§ ASSIGNED TASK: In the entries below, some lines hold the string "color"; please say how many, giving the number and nothing else.

━━ DATA PROVIDED ━━

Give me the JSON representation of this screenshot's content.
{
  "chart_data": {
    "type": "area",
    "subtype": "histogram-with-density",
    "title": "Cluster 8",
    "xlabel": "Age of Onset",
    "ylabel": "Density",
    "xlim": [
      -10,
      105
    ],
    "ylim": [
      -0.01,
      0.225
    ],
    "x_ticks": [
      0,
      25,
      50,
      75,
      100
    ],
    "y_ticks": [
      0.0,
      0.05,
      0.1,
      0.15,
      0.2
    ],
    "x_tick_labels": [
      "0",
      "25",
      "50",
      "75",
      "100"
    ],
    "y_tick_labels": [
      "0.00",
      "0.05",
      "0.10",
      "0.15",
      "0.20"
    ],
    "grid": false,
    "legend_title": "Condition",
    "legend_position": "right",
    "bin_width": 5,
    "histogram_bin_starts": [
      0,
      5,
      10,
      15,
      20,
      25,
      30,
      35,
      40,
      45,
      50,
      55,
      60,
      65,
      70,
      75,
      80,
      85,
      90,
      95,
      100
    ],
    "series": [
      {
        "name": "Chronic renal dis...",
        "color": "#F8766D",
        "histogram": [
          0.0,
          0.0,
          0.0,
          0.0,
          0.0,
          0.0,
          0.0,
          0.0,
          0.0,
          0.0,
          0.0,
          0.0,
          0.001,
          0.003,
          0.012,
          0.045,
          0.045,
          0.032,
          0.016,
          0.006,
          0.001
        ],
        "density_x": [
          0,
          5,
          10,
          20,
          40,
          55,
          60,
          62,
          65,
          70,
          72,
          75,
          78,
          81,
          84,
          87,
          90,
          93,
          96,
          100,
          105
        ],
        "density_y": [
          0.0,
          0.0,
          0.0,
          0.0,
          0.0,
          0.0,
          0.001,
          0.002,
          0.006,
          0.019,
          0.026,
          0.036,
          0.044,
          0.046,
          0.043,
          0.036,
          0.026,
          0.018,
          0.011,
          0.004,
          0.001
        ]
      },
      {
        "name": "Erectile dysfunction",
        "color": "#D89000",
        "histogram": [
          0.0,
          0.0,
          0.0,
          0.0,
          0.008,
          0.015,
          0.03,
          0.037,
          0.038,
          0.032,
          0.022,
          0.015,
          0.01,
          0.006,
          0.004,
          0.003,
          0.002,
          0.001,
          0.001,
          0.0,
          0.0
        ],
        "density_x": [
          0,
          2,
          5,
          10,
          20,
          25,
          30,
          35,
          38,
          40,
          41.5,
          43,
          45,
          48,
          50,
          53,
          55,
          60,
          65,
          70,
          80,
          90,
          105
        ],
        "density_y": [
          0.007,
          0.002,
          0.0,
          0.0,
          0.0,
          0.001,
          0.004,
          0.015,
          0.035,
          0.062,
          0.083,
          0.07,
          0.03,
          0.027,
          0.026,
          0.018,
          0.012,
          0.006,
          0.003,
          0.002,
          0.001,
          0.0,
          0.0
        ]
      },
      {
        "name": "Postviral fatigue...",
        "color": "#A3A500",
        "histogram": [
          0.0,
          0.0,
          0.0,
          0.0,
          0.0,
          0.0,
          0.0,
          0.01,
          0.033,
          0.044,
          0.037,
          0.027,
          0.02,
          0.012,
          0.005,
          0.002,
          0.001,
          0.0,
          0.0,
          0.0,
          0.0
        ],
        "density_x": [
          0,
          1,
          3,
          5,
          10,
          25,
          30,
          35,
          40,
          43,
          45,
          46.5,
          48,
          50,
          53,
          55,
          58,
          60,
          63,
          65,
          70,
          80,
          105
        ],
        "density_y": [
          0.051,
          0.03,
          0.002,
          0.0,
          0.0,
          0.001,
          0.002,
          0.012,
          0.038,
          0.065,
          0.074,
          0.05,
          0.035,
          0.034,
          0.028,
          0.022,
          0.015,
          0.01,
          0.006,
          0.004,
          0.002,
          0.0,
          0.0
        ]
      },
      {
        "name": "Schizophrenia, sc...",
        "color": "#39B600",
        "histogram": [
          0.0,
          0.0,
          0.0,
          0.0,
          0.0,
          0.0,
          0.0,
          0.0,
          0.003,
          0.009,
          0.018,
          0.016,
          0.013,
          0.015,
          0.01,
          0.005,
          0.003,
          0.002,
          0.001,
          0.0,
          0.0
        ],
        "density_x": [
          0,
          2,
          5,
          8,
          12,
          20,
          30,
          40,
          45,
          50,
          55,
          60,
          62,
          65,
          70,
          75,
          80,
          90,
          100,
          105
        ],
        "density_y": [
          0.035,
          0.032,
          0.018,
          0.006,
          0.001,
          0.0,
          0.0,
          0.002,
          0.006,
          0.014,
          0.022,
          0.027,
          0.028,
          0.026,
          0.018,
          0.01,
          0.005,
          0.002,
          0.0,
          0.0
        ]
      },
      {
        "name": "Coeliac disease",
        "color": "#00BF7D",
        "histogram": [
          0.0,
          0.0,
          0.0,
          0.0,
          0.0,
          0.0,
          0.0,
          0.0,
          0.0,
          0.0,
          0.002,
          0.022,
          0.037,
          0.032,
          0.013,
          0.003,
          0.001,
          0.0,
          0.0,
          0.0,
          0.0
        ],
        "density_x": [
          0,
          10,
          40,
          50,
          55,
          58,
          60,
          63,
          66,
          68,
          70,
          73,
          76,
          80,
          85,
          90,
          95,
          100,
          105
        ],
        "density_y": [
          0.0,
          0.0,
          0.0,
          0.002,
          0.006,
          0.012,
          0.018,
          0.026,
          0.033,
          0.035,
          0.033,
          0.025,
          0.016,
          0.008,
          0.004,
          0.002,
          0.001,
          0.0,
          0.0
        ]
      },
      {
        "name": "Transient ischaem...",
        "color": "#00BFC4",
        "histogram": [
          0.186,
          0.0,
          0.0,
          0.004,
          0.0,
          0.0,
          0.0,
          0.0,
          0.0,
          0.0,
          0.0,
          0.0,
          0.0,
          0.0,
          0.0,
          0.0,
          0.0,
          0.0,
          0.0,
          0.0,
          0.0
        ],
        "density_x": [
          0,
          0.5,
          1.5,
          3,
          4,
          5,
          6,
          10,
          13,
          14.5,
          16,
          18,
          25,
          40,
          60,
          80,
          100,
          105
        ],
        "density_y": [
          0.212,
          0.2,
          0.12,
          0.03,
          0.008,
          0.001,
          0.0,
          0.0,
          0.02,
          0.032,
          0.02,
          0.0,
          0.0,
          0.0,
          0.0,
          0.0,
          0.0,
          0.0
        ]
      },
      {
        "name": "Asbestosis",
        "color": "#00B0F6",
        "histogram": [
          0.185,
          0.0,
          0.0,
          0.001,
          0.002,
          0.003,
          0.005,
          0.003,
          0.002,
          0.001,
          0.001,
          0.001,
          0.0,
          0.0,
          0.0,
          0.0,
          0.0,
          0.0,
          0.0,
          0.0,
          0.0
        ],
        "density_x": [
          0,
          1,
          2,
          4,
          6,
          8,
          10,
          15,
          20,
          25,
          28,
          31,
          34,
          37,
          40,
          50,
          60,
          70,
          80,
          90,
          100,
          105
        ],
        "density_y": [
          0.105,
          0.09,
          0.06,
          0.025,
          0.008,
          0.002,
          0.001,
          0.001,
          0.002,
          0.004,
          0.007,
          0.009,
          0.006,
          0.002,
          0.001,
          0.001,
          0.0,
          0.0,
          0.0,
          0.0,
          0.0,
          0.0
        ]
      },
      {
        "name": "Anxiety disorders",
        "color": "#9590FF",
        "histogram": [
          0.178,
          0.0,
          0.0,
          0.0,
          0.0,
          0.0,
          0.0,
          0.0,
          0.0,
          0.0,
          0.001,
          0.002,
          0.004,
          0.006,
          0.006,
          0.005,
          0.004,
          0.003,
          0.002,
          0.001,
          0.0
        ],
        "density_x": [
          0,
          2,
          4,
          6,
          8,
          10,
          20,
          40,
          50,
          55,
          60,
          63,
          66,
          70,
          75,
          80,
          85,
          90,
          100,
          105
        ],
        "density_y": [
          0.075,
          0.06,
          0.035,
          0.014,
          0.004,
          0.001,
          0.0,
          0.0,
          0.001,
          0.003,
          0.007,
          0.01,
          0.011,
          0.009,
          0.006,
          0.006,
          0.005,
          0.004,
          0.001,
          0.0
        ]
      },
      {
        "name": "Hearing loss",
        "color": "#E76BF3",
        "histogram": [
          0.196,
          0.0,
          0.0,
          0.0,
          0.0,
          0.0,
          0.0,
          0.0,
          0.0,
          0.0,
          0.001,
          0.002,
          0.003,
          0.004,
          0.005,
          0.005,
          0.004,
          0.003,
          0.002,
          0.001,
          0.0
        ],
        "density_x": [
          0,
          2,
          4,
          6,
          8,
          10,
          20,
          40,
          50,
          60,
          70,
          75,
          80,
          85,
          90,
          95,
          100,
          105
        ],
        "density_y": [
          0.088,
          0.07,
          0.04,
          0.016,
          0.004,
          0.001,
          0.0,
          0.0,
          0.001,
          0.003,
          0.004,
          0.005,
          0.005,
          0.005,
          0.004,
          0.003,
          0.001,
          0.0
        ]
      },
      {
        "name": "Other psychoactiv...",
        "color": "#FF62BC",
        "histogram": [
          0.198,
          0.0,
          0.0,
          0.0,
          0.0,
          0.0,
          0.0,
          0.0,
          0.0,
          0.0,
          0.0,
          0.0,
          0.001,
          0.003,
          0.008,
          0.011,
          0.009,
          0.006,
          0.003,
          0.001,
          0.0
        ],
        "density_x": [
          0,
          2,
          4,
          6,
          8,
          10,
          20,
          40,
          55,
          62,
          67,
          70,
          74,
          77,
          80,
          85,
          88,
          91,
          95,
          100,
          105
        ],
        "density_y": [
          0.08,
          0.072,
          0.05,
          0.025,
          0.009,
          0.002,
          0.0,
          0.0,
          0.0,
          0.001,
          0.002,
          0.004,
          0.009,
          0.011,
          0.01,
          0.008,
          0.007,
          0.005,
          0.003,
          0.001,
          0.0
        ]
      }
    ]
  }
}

━━━

§ COMPLETED EXERCISE: 10